● Data provided

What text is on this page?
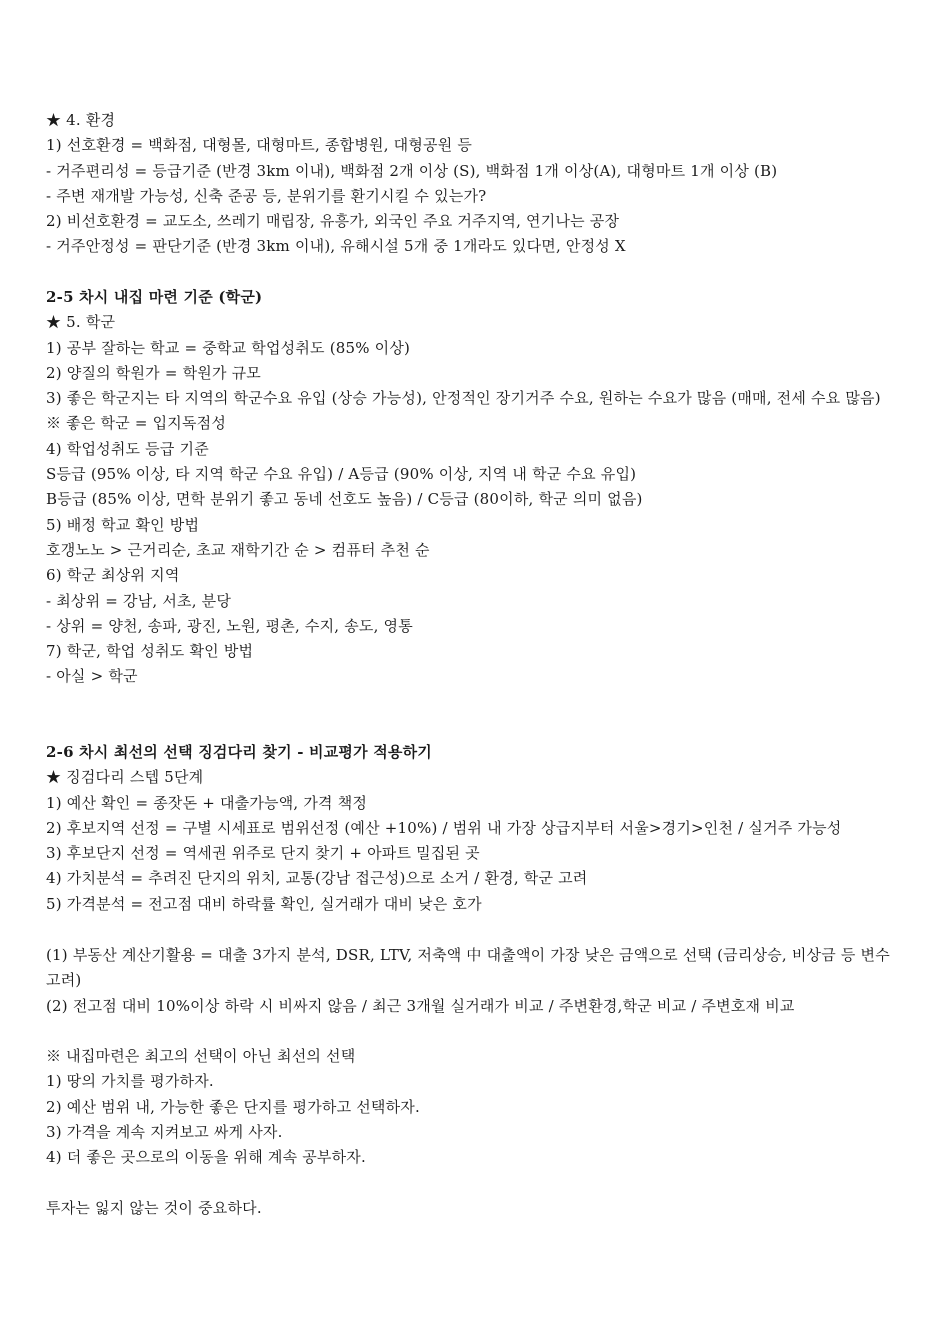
★ 4. 환경
1) 선호환경 = 백화점, 대형몰, 대형마트, 종합병원, 대형공원 등
- 거주편리성 = 등급기준 (반경 3km 이내), 백화점 2개 이상 (S), 백화점 1개 이상(A), 대형마트 1개 이상 (B)
- 주변 재개발 가능성, 신축 준공 등, 분위기를 환기시킬 수 있는가?
2) 비선호환경 = 교도소, 쓰레기 매립장, 유흥가, 외국인 주요 거주지역, 연기나는 공장
- 거주안정성 = 판단기준 (반경 3km 이내), 유해시설 5개 중 1개라도 있다면, 안정성 X
2-5 차시 내집 마련 기준 (학군)
★ 5. 학군
1) 공부 잘하는 학교 = 중학교 학업성취도 (85% 이상)
2) 양질의 학원가 = 학원가 규모
3) 좋은 학군지는 타 지역의 학군수요 유입 (상승 가능성), 안정적인 장기거주 수요, 원하는 수요가 많음 (매매, 전세 수요 많음)
※ 좋은 학군 = 입지독점성
4) 학업성취도 등급 기준
S등급 (95% 이상, 타 지역 학군 수요 유입) / A등급 (90% 이상, 지역 내 학군 수요 유입)
B등급 (85% 이상, 면학 분위기 좋고 동네 선호도 높음) / C등급 (80이하, 학군 의미 없음)
5) 배정 학교 확인 방법
호갱노노 > 근거리순, 초교 재학기간 순 > 컴퓨터 추천 순
6) 학군 최상위 지역
- 최상위 = 강남, 서초, 분당
- 상위 = 양천, 송파, 광진, 노원, 평촌, 수지, 송도, 영통
7) 학군, 학업 성취도 확인 방법
- 아실 > 학군
2-6 차시 최선의 선택 징검다리 찾기 - 비교평가 적용하기
★ 징검다리 스텝 5단계
1) 예산 확인 = 종잣돈 + 대출가능액, 가격 책정
2) 후보지역 선정 = 구별 시세표로 범위선정 (예산 +10%) / 범위 내 가장 상급지부터 서울>경기>인천 / 실거주 가능성
3) 후보단지 선정 = 역세권 위주로 단지 찾기 + 아파트 밀집된 곳
4) 가치분석 = 추려진 단지의 위치, 교통(강남 접근성)으로 소거 / 환경, 학군 고려
5) 가격분석 = 전고점 대비 하락률 확인, 실거래가 대비 낮은 호가
(1) 부동산 계산기활용 = 대출 3가지 분석, DSR, LTV, 저축액 中 대출액이 가장 낮은 금액으로 선택 (금리상승, 비상금 등 변수 고려)
(2) 전고점 대비 10%이상 하락 시 비싸지 않음 / 최근 3개월 실거래가 비교 / 주변환경,학군 비교 / 주변호재 비교
※ 내집마련은 최고의 선택이 아닌 최선의 선택
1) 땅의 가치를 평가하자.
2) 예산 범위 내, 가능한 좋은 단지를 평가하고 선택하자.
3) 가격을 계속 지켜보고 싸게 사자.
4) 더 좋은 곳으로의 이동을 위해 계속 공부하자.
투자는 잃지 않는 것이 중요하다.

● Your goal
Copy each line of the data above that holds "대형마트".

● Exercise output
1) 선호환경 = 백화점, 대형몰, 대형마트, 종합병원, 대형공원 등
- 거주편리성 = 등급기준 (반경 3km 이내), 백화점 2개 이상 (S), 백화점 1개 이상(A), 대형마트 1개 이상 (B)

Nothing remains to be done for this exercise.